Record extracts |
______________________________

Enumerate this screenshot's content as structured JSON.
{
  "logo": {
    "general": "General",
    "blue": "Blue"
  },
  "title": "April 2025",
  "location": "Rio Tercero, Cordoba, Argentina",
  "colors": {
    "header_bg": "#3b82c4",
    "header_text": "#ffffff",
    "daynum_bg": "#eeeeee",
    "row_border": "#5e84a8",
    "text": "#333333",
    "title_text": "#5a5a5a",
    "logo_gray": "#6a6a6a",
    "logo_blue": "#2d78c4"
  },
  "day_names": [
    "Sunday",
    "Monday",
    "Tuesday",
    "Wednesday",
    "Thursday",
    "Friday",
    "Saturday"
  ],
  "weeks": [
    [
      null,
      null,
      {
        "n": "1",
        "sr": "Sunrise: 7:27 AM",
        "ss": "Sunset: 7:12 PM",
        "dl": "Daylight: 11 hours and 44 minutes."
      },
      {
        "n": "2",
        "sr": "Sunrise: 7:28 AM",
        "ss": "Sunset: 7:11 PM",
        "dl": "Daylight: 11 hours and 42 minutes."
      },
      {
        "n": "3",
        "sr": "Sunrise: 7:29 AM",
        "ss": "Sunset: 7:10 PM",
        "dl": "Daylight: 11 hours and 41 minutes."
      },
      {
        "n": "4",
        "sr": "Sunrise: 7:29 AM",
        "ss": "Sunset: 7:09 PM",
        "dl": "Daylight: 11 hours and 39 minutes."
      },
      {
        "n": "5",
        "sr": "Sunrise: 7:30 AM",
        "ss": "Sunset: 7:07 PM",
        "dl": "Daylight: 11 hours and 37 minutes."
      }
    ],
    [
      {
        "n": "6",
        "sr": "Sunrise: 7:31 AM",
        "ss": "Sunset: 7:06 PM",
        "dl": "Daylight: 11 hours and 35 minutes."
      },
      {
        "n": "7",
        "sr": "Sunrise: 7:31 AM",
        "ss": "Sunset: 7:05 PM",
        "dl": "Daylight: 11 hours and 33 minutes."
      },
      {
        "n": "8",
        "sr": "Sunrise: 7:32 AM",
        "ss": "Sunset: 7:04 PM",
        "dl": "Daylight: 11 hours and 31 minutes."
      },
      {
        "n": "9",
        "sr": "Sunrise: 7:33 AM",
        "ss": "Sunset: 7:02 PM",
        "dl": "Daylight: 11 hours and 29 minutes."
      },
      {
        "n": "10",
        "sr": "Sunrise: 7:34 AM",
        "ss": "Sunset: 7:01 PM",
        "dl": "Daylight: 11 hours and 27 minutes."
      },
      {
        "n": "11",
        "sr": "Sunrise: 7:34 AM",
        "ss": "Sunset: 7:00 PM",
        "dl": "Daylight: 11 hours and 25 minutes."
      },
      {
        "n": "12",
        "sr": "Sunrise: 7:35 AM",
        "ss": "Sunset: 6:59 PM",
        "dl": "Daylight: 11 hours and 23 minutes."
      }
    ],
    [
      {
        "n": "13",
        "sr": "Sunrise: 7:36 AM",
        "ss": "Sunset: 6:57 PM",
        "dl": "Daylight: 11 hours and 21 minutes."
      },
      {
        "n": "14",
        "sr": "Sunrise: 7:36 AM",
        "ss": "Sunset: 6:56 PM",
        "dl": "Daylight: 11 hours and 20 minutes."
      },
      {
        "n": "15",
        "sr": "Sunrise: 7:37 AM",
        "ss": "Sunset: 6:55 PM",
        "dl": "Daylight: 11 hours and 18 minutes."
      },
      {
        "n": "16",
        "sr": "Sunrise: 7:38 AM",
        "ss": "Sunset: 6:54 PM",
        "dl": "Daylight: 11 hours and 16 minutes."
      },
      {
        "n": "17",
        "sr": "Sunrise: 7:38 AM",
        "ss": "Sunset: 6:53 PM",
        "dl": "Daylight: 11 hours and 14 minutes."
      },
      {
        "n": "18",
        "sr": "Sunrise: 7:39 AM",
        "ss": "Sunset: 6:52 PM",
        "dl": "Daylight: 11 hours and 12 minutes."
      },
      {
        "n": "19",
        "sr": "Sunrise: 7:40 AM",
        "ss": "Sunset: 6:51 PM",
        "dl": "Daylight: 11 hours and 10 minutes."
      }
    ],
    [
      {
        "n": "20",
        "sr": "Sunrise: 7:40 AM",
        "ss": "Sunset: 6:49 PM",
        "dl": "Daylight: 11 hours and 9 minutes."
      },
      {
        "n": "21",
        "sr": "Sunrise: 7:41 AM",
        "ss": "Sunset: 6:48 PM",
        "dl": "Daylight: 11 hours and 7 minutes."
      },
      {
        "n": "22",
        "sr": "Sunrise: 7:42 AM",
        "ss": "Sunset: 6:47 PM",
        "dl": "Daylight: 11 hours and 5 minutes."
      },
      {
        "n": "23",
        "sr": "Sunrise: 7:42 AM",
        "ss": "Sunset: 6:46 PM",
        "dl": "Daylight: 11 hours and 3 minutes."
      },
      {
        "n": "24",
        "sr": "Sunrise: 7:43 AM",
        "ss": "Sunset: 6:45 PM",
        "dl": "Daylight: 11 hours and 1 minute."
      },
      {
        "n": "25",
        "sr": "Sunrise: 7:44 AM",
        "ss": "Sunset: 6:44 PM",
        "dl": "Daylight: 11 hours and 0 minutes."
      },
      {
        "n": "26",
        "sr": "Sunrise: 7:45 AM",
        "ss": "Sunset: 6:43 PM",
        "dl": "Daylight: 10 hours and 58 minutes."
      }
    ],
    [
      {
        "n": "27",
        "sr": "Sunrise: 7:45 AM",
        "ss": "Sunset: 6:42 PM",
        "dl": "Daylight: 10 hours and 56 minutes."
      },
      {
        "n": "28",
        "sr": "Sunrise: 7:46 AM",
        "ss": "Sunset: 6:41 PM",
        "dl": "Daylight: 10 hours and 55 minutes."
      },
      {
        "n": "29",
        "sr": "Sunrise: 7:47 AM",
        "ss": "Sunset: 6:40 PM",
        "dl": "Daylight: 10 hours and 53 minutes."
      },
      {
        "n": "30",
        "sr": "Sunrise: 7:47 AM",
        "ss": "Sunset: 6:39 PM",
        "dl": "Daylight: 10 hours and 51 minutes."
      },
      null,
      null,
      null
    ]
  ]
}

______________________________

Each line of the listing should be copied exactly.

Enumerate this screenshot's content as structured JSON.
{
  "logo": {
    "general": "General",
    "blue": "Blue"
  },
  "title": "April 2025",
  "location": "Rio Tercero, Cordoba, Argentina",
  "colors": {
    "header_bg": "#3b82c4",
    "header_text": "#ffffff",
    "daynum_bg": "#eeeeee",
    "row_border": "#5e84a8",
    "text": "#333333",
    "title_text": "#5a5a5a",
    "logo_gray": "#6a6a6a",
    "logo_blue": "#2d78c4"
  },
  "day_names": [
    "Sunday",
    "Monday",
    "Tuesday",
    "Wednesday",
    "Thursday",
    "Friday",
    "Saturday"
  ],
  "weeks": [
    [
      null,
      null,
      {
        "n": "1",
        "sr": "Sunrise: 7:27 AM",
        "ss": "Sunset: 7:12 PM",
        "dl": "Daylight: 11 hours and 44 minutes."
      },
      {
        "n": "2",
        "sr": "Sunrise: 7:28 AM",
        "ss": "Sunset: 7:11 PM",
        "dl": "Daylight: 11 hours and 42 minutes."
      },
      {
        "n": "3",
        "sr": "Sunrise: 7:29 AM",
        "ss": "Sunset: 7:10 PM",
        "dl": "Daylight: 11 hours and 41 minutes."
      },
      {
        "n": "4",
        "sr": "Sunrise: 7:29 AM",
        "ss": "Sunset: 7:09 PM",
        "dl": "Daylight: 11 hours and 39 minutes."
      },
      {
        "n": "5",
        "sr": "Sunrise: 7:30 AM",
        "ss": "Sunset: 7:07 PM",
        "dl": "Daylight: 11 hours and 37 minutes."
      }
    ],
    [
      {
        "n": "6",
        "sr": "Sunrise: 7:31 AM",
        "ss": "Sunset: 7:06 PM",
        "dl": "Daylight: 11 hours and 35 minutes."
      },
      {
        "n": "7",
        "sr": "Sunrise: 7:31 AM",
        "ss": "Sunset: 7:05 PM",
        "dl": "Daylight: 11 hours and 33 minutes."
      },
      {
        "n": "8",
        "sr": "Sunrise: 7:32 AM",
        "ss": "Sunset: 7:04 PM",
        "dl": "Daylight: 11 hours and 31 minutes."
      },
      {
        "n": "9",
        "sr": "Sunrise: 7:33 AM",
        "ss": "Sunset: 7:02 PM",
        "dl": "Daylight: 11 hours and 29 minutes."
      },
      {
        "n": "10",
        "sr": "Sunrise: 7:34 AM",
        "ss": "Sunset: 7:01 PM",
        "dl": "Daylight: 11 hours and 27 minutes."
      },
      {
        "n": "11",
        "sr": "Sunrise: 7:34 AM",
        "ss": "Sunset: 7:00 PM",
        "dl": "Daylight: 11 hours and 25 minutes."
      },
      {
        "n": "12",
        "sr": "Sunrise: 7:35 AM",
        "ss": "Sunset: 6:59 PM",
        "dl": "Daylight: 11 hours and 23 minutes."
      }
    ],
    [
      {
        "n": "13",
        "sr": "Sunrise: 7:36 AM",
        "ss": "Sunset: 6:57 PM",
        "dl": "Daylight: 11 hours and 21 minutes."
      },
      {
        "n": "14",
        "sr": "Sunrise: 7:36 AM",
        "ss": "Sunset: 6:56 PM",
        "dl": "Daylight: 11 hours and 20 minutes."
      },
      {
        "n": "15",
        "sr": "Sunrise: 7:37 AM",
        "ss": "Sunset: 6:55 PM",
        "dl": "Daylight: 11 hours and 18 minutes."
      },
      {
        "n": "16",
        "sr": "Sunrise: 7:38 AM",
        "ss": "Sunset: 6:54 PM",
        "dl": "Daylight: 11 hours and 16 minutes."
      },
      {
        "n": "17",
        "sr": "Sunrise: 7:38 AM",
        "ss": "Sunset: 6:53 PM",
        "dl": "Daylight: 11 hours and 14 minutes."
      },
      {
        "n": "18",
        "sr": "Sunrise: 7:39 AM",
        "ss": "Sunset: 6:52 PM",
        "dl": "Daylight: 11 hours and 12 minutes."
      },
      {
        "n": "19",
        "sr": "Sunrise: 7:40 AM",
        "ss": "Sunset: 6:51 PM",
        "dl": "Daylight: 11 hours and 10 minutes."
      }
    ],
    [
      {
        "n": "20",
        "sr": "Sunrise: 7:40 AM",
        "ss": "Sunset: 6:49 PM",
        "dl": "Daylight: 11 hours and 9 minutes."
      },
      {
        "n": "21",
        "sr": "Sunrise: 7:41 AM",
        "ss": "Sunset: 6:48 PM",
        "dl": "Daylight: 11 hours and 7 minutes."
      },
      {
        "n": "22",
        "sr": "Sunrise: 7:42 AM",
        "ss": "Sunset: 6:47 PM",
        "dl": "Daylight: 11 hours and 5 minutes."
      },
      {
        "n": "23",
        "sr": "Sunrise: 7:42 AM",
        "ss": "Sunset: 6:46 PM",
        "dl": "Daylight: 11 hours and 3 minutes."
      },
      {
        "n": "24",
        "sr": "Sunrise: 7:43 AM",
        "ss": "Sunset: 6:45 PM",
        "dl": "Daylight: 11 hours and 1 minute."
      },
      {
        "n": "25",
        "sr": "Sunrise: 7:44 AM",
        "ss": "Sunset: 6:44 PM",
        "dl": "Daylight: 11 hours and 0 minutes."
      },
      {
        "n": "26",
        "sr": "Sunrise: 7:45 AM",
        "ss": "Sunset: 6:43 PM",
        "dl": "Daylight: 10 hours and 58 minutes."
      }
    ],
    [
      {
        "n": "27",
        "sr": "Sunrise: 7:45 AM",
        "ss": "Sunset: 6:42 PM",
        "dl": "Daylight: 10 hours and 56 minutes."
      },
      {
        "n": "28",
        "sr": "Sunrise: 7:46 AM",
        "ss": "Sunset: 6:41 PM",
        "dl": "Daylight: 10 hours and 55 minutes."
      },
      {
        "n": "29",
        "sr": "Sunrise: 7:47 AM",
        "ss": "Sunset: 6:40 PM",
        "dl": "Daylight: 10 hours and 53 minutes."
      },
      {
        "n": "30",
        "sr": "Sunrise: 7:47 AM",
        "ss": "Sunset: 6:39 PM",
        "dl": "Daylight: 10 hours and 51 minutes."
      },
      null,
      null,
      null
    ]
  ]
}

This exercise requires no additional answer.